# Records for this task start
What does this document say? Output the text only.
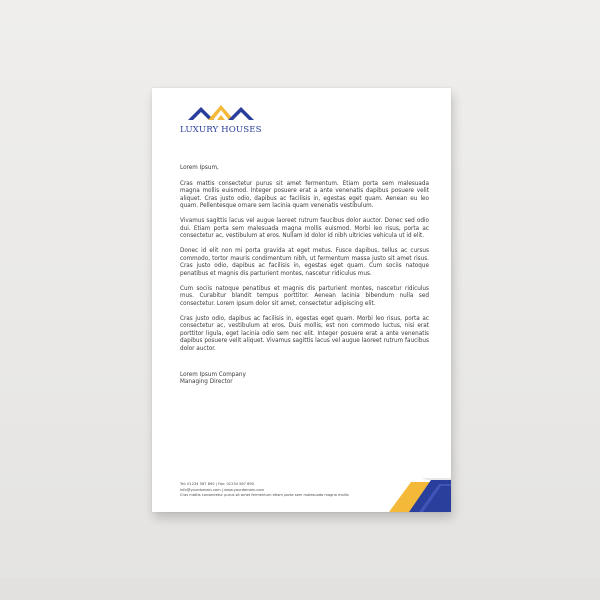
LUXURY HOUSES
Lorem Ipsum,

Cras mattis consectetur purus sit amet fermentum. Etiam porta sem malesuada magna mollis euismod. Integer posuere erat a ante venenatis dapibus posuere velit aliquet. Cras justo odio, dapibus ac facilisis in, egestas eget quam. Aenean eu leo quam. Pellentesque ornare sem lacinia quam venenatis vestibulum.

Vivamus sagittis lacus vel augue laoreet rutrum faucibus dolor auctor. Donec sed odio dui. Etiam porta sem malesuada magna mollis euismod. Morbi leo risus, porta ac consectetur ac, vestibulum at eros. Nullam id dolor id nibh ultricies vehicula ut id elit.

Donec id elit non mi porta gravida at eget metus. Fusce dapibus, tellus ac cursus commodo, tortor mauris condimentum nibh, ut fermentum massa justo sit amet risus. Cras justo odio, dapibus ac facilisis in, egestas eget quam. Cum sociis natoque penatibus et magnis dis parturient montes, nascetur ridiculus mus.

Cum sociis natoque penatibus et magnis dis parturient montes, nascetur ridiculus mus. Curabitur blandit tempus porttitor. Aenean lacinia bibendum nulla sed consectetur. Lorem ipsum dolor sit amet, consectetur adipiscing elit.

Cras justo odio, dapibus ac facilisis in, egestas eget quam. Morbi leo risus, porta ac consectetur ac, vestibulum at eros. Duis mollis, est non commodo luctus, nisi erat porttitor ligula, eget lacinia odio sem nec elit. Integer posuere erat a ante venenatis dapibus posuere velit aliquet. Vivamus sagittis lacus vel augue laoreet rutrum faucibus dolor auctor.

Lorem Ipsum Company
Managing Director
Tel: 01234 567 890 | Fax: 01234 567 890
info@yourdomain.com | www.yourdomain.com
Cras mattis consectetur purus sit amet fermentum etiam porta sem malesuada magna mollis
# Records for this task end
Task requirements> Write the records above out again exactly, with no pictures in your copy.

Problem solution>
What does this document say? Output the text only.
LUXURY HOUSES
Lorem Ipsum,

Cras mattis consectetur purus sit amet fermentum. Etiam porta sem malesuada magna mollis euismod. Integer posuere erat a ante venenatis dapibus posuere velit aliquet. Cras justo odio, dapibus ac facilisis in, egestas eget quam. Aenean eu leo quam. Pellentesque ornare sem lacinia quam venenatis vestibulum.

Vivamus sagittis lacus vel augue laoreet rutrum faucibus dolor auctor. Donec sed odio dui. Etiam porta sem malesuada magna mollis euismod. Morbi leo risus, porta ac consectetur ac, vestibulum at eros. Nullam id dolor id nibh ultricies vehicula ut id elit.

Donec id elit non mi porta gravida at eget metus. Fusce dapibus, tellus ac cursus commodo, tortor mauris condimentum nibh, ut fermentum massa justo sit amet risus. Cras justo odio, dapibus ac facilisis in, egestas eget quam. Cum sociis natoque penatibus et magnis dis parturient montes, nascetur ridiculus mus.

Cum sociis natoque penatibus et magnis dis parturient montes, nascetur ridiculus mus. Curabitur blandit tempus porttitor. Aenean lacinia bibendum nulla sed consectetur. Lorem ipsum dolor sit amet, consectetur adipiscing elit.

Cras justo odio, dapibus ac facilisis in, egestas eget quam. Morbi leo risus, porta ac consectetur ac, vestibulum at eros. Duis mollis, est non commodo luctus, nisi erat porttitor ligula, eget lacinia odio sem nec elit. Integer posuere erat a ante venenatis dapibus posuere velit aliquet. Vivamus sagittis lacus vel augue laoreet rutrum faucibus dolor auctor.

Lorem Ipsum Company
Managing Director
Tel: 01234 567 890 | Fax: 01234 567 890
info@yourdomain.com | www.yourdomain.com
Cras mattis consectetur purus sit amet fermentum etiam porta sem malesuada magna mollis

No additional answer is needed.